Excerpts from a figure dataset

━━━

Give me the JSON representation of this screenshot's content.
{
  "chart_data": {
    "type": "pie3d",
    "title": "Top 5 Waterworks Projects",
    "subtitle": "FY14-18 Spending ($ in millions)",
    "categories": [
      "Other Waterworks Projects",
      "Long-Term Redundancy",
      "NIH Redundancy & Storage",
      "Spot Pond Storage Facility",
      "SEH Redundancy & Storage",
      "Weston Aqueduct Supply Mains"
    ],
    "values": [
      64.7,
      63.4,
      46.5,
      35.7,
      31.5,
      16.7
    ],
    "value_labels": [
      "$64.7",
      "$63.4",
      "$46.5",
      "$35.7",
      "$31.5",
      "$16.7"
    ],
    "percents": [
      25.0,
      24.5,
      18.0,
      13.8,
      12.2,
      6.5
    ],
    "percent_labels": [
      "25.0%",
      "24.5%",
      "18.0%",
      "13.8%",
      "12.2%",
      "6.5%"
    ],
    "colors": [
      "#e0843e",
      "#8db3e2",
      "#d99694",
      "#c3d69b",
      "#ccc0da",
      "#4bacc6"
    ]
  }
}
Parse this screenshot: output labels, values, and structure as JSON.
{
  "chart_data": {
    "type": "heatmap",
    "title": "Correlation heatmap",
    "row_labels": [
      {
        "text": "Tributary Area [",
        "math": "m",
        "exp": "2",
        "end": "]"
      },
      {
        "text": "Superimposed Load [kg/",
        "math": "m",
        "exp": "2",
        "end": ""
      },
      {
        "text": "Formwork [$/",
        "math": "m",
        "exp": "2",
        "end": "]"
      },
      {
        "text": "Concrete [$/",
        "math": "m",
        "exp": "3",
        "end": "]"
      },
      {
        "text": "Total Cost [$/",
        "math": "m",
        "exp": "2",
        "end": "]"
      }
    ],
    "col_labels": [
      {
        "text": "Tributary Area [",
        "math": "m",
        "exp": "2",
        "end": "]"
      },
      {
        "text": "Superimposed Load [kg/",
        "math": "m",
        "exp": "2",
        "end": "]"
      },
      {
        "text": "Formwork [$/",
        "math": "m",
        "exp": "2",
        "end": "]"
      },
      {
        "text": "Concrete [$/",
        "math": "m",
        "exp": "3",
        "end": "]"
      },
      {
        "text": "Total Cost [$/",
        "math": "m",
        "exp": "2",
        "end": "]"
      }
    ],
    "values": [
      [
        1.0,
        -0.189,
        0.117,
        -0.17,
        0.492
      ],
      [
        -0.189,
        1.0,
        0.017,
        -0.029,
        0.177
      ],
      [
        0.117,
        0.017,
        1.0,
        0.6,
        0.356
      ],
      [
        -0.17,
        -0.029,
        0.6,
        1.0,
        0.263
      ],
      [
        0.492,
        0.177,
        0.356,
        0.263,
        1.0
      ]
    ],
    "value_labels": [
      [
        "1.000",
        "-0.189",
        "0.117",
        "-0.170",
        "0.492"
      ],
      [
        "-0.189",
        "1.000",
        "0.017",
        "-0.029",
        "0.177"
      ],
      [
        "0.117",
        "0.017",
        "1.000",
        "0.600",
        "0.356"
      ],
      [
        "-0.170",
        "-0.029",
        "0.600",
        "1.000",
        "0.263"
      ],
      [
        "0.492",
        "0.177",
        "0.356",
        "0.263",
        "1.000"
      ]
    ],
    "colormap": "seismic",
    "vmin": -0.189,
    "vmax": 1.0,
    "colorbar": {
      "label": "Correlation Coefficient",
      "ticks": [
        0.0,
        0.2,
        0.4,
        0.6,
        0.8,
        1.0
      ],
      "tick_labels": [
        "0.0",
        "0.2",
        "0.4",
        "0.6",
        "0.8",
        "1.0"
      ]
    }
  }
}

━━━

Brief —
Every line of the records that includes the word "JSON" should be gathered.

Task result —
Give me the JSON representation of this screenshot's content.
Parse this screenshot: output labels, values, and structure as JSON.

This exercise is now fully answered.